Text section:
Peter Tatchell arrested Russia Worldcup Gay Protests

Russian police briefly detained veteran British campaigner Peter Tatchell in Moscow on Thursday after he attempted to hold a one-man protest near the Kremlin in support of gay rights on the first day of the World Cup.

 

In 2007, activist Peter Tatchell was beaten so brutally by Russian neo-Nazis shouting “death to all homosexuals” that he suffered brain damage and permanently lost sight in his right eye.

He was punched in the face and nearly knocked unconscious, while other demonstrators were beaten, kicked and assaulted. A German MP, Volker Beck, and a European Parliament deputy from Italy, Marco Cappato, were also punched before being arrested and questioned by police.

Tatchell later said “I’m not deterred one iota from coming back to protest in Moscow.” and 11 years later, the brae activist kept his promise and returned to perform a one person protest against the treatment of the LGBTI community in Russia.

The LGBTI people in Russia face legal and social challenges not experienced by non-LGBTI persons. Although same-sex sexual activity between consenting adults in private was decriminalized in 1993, same-sex couples and households headed by same-sex couples are ineligible for the legal protections available to opposite-sex couples.

There are currently NO LAWS prohibiting discrimination based on sexual orientation in Russia.

Tatchell has spent the majority of his life fighting for the rights of communities, around the globe, that cannot fight for themselves.

Brief: Please pick up the article about Peter Tatchell's World Cup protest in Moscow after its final sentence and continue writing it.

Data rows:
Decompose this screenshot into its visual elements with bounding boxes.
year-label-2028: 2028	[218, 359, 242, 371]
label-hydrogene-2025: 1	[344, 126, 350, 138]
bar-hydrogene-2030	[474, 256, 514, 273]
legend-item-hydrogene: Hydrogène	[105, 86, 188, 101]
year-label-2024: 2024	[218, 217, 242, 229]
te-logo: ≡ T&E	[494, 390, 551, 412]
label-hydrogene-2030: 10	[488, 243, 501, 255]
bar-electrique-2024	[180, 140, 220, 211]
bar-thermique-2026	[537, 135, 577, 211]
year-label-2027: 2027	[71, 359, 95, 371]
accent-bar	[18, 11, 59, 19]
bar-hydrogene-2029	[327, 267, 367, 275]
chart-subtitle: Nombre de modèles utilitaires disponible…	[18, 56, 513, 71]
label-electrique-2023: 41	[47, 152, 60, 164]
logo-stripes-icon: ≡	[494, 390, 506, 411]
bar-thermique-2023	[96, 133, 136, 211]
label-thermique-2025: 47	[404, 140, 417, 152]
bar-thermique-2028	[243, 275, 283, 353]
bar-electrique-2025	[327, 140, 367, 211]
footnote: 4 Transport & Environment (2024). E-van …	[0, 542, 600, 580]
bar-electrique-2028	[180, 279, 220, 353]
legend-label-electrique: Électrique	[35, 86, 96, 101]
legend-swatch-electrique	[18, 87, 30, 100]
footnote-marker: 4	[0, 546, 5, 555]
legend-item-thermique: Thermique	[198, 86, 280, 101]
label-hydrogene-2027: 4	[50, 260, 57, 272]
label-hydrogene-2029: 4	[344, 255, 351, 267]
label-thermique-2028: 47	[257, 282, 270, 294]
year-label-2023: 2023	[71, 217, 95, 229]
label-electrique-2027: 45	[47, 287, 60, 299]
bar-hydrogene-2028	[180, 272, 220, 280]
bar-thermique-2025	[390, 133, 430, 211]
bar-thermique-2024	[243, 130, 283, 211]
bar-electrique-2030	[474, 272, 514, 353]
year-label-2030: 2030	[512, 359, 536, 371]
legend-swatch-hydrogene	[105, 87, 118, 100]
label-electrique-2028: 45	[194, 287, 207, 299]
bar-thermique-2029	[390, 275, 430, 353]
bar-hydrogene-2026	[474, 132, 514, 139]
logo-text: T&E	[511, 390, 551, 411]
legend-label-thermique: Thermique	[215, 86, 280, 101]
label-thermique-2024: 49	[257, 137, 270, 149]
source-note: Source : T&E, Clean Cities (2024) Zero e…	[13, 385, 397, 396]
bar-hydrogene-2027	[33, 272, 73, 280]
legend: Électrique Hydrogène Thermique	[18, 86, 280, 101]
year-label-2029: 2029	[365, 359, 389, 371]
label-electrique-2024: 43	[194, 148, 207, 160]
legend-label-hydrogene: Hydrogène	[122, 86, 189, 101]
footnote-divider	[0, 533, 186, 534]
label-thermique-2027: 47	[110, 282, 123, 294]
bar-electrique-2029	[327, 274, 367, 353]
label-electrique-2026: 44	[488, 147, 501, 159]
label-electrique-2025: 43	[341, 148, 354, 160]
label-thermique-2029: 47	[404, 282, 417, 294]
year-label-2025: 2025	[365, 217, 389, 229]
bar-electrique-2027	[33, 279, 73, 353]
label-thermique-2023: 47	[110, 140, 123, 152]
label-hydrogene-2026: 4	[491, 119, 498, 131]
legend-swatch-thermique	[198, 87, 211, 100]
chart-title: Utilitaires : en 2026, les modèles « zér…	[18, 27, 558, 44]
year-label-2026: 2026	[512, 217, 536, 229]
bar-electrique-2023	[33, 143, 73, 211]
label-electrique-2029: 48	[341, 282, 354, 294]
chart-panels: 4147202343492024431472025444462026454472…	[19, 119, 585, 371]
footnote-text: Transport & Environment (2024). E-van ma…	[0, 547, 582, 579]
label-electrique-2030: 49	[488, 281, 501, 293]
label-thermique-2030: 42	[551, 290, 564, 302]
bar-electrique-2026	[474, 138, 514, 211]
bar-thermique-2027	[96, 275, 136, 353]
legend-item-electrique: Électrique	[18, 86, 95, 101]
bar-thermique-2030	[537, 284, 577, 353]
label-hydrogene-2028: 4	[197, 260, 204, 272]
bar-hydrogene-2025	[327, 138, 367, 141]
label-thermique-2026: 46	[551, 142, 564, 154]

Reply to the task:
“In the 1990s he campaigned for LGBT rights through the direct action group OutRage!, which he co-founded. He has worked on various campaigns, such as Stop Murder Music against music lyrics allegedly inciting violence against LGBT people and writes and broadcasts on various human rights and social justice issues. He attempted a citizen’s arrest of Zimbabwean President Robert Mugabe in 1999 and again in 2001.

In April 2004, he joined the Green Party of England and Wales and in 2007 was selected as prospective parliamentary candidate in the constituency of Oxford East, but in December 2009 announced he was standing down due to brain damage he says was caused by a bus accident as well as damage inflicted by Mugabe’s bodyguards when Tatchell tried to arrest him in 2001, and by neo-Nazis in Moscowwhile campaigning for gay rights.

Since 2013 he has been a full-time employee of the Peter Tatchell Foundation.”

Russian police briefly detained the veteran British campaigner in Moscow on Thursday after he attempted to hold a one-man protest near the Kremlin in support of gay rights on the first day of the World Cup.

Peter Tatchell arrested Russia Worldcup Gay Protests

Tatchell’s protest, held three hours before the ceremony, involved the activist unfurling a small banner near the Kremlin’s walls calling attention to what his foundation described as Russia’s mistreatment of LGBT+ people.

“President Putin has failed to condemn and act against the homophobic witch-hunts in Chechnya, which have seen scores of LGBT+ people arrested and tortured, with some even being killed,” Tatchell said in a statement. He said he had been detained in Russia twice before.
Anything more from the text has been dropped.